#### [Task to complete]
Scan the entries below. List each line with "kapital".

<<<<

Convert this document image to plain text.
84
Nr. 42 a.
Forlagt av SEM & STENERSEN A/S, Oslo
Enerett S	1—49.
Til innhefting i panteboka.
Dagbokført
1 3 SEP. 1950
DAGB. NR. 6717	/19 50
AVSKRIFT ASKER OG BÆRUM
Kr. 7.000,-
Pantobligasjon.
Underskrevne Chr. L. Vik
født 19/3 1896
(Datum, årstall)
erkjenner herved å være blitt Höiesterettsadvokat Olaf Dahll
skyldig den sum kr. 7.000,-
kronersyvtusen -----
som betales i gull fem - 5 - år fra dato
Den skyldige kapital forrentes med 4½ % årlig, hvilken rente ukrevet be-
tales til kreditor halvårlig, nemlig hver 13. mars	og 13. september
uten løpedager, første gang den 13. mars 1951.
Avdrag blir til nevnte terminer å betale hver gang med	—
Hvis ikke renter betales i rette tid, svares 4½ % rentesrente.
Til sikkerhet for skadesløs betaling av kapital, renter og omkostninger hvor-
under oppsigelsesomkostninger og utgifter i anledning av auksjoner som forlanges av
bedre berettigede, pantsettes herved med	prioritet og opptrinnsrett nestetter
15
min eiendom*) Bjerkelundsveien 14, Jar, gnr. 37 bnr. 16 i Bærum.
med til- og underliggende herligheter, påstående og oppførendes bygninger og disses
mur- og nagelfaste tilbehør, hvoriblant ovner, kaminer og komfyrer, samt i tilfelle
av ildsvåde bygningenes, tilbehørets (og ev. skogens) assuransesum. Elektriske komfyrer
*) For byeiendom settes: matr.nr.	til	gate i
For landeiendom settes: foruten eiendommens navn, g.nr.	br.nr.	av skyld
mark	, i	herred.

>>>>

#### [Task output]
Den skyldige kapital forrentes med 4½ % årlig, hvilken rente ukrevet be-
Til sikkerhet for skadesløs betaling av kapital, renter og omkostninger hvor-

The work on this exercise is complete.